EXTRACT TO READ>

⟨

# What are some good Tchaikovsky Symphony sets?



## Declined (Apr 8, 2014)

I have the one with the Russian National Orchestra conducted by Mikhail Pletnev. I think it is excellent. I do not think it can be surpassed. Nonetheless, I am interested in another Tchaikovsky set. I always prefer something fast to slow. And better sound quality is always preferable. Thanks.


----------



## ComposerOfAvantGarde (Dec 2, 2011)

Perhaps Gergiev?


----------



## Declined (Apr 8, 2014)

ComposerOfAvantGarde said:


> Perhaps Gergiev?


I've never been a huge fan of Gergiev. Plus I would rather have it all the symphonies at once, not split into two different cases.


----------



## maestro267 (Jul 25, 2009)

The one I've got is Bournemouth SO conducted by Andrew Litton. I have never heard a more dramatic and powerful Manfred since.


----------



## science (Oct 14, 2010)

I don't have Karajan but it seems like that might be a natural choice. But I don't know if it includes the Manfred Symphony, so that's another thing to watch out for.


----------



## Markbridge (Sep 28, 2014)

⟩

THE TASKS>
1. Repeat a passage of the Tchaikovsky thread word for word. Begin at the words "I have the one" and stop after "always preferable. Thanks.".
2. Write what comes next in the Tchaikovsky thread, picking up right after its last line.
The material after this Tchaikovsky thread has no role in the work.

DATASET CONTENT>
⟨

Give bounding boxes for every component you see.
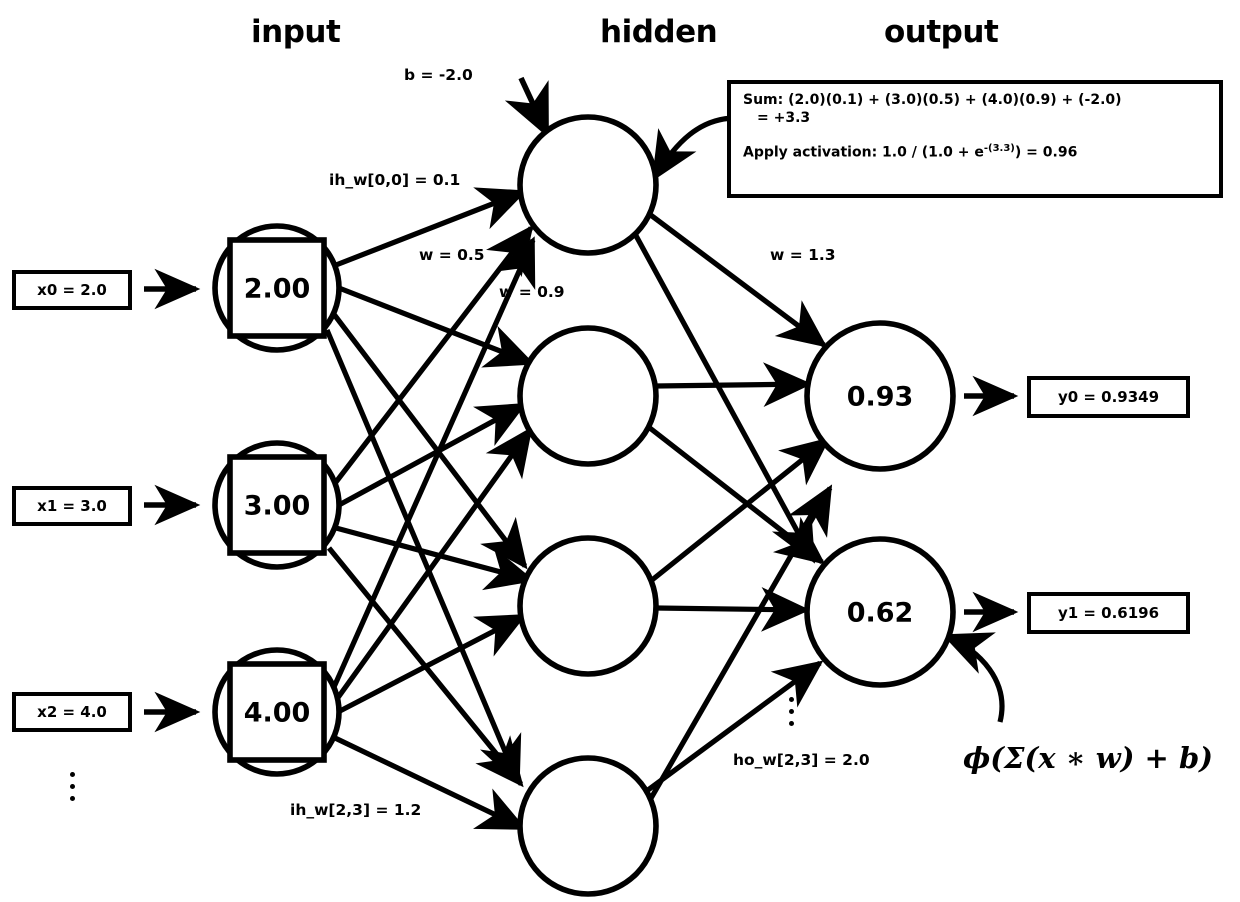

⟩

ANSWERS FOR THE TASKS>
1.
I have the one with the Russian National Orchestra conducted by Mikhail Pletnev. I think it is excellent. I do not think it can be surpassed. Nonetheless, I am interested in another Tchaikovsky set. I always prefer something fast to slow. And better sound quality is always preferable. Thanks.

2.
Of the three sets I have, Muti, Temirkanov and Järvi, I have to say it is Muti's that consistently puts a smile on my face.









And it's available on Brilliant Classics for a pretty good price:









BTW, Muti recorded the Tchaikovsky symphony twice, this set is with the Philadelphia Orch.

(I keep editing this thing!)

One last thing and I'll shut up. The Järvi can be downloaded at Amazon for $6! And it includes a lot of minor Tchaikovsky. Does not include the Manfred, however.

http://www.amazon.com/Tchaikovsky-G...keywords=tchaikovsky+jarvi&pebp=1418129671182


----------



## scratchgolf (Nov 15, 2013)

Markbridge said:


> Of the three sets I have, Muti, Temirkanov and Järvi, I have to say it is Muti's that consistently puts a smile on my face.
> 
> View attachment 58182
> 
> ...


To piggyback on Markbridge, the Järvi set is Neeme Järvi with the Gothenburg Symphony Orchestra. It can be had for $5.99 without Manfred or, even better, for $2.19. This set includes the 6 Järvi performances, a Manfred by Moscow Radio Symphony Orchestra and Gennady Rozhdestvensky, and other essential Tchaikovsky works. Both are friendly on the wallet and will provide hours of listening.


----------



## Markbridge (Sep 28, 2014)

^^That set for $2.19 will give you all of the Tchaikovsky you ever wanted but never asked for! :clap:


----------



## Triplets (Sep 4, 2014)

ComposerOfAvantGarde said:


> Perhaps Gergiev?


Nyet! He is maddeningly inconsistent.


----------



## Triplets (Sep 4, 2014)

Markbridge said:


> Of the three sets I have, Muti, Temirkanov and Järvi, I have to say it is Muti's that consistently puts a smile on my face.
> 
> View attachment 58182
> 
> ...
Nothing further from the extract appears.